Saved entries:
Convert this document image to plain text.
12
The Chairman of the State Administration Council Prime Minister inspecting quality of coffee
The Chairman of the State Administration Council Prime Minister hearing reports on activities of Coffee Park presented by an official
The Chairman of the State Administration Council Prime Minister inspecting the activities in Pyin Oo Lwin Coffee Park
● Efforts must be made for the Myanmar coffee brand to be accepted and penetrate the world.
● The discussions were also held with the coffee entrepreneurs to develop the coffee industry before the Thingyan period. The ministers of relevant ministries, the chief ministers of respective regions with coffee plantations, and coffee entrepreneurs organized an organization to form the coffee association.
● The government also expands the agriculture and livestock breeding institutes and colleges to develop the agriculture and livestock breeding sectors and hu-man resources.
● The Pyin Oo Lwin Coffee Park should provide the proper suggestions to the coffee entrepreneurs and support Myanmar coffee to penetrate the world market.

Problem — Output each record precisely as given.

Written solution —
Convert this document image to plain text.
12
The Chairman of the State Administration Council Prime Minister inspecting quality of coffee
The Chairman of the State Administration Council Prime Minister hearing reports on activities of Coffee Park presented by an official
The Chairman of the State Administration Council Prime Minister inspecting the activities in Pyin Oo Lwin Coffee Park
● Efforts must be made for the Myanmar coffee brand to be accepted and penetrate the world.
● The discussions were also held with the coffee entrepreneurs to develop the coffee industry before the Thingyan period. The ministers of relevant ministries, the chief ministers of respective regions with coffee plantations, and coffee entrepreneurs organized an organization to form the coffee association.
● The government also expands the agriculture and livestock breeding institutes and colleges to develop the agriculture and livestock breeding sectors and hu-man resources.
● The Pyin Oo Lwin Coffee Park should provide the proper suggestions to the coffee entrepreneurs and support Myanmar coffee to penetrate the world market.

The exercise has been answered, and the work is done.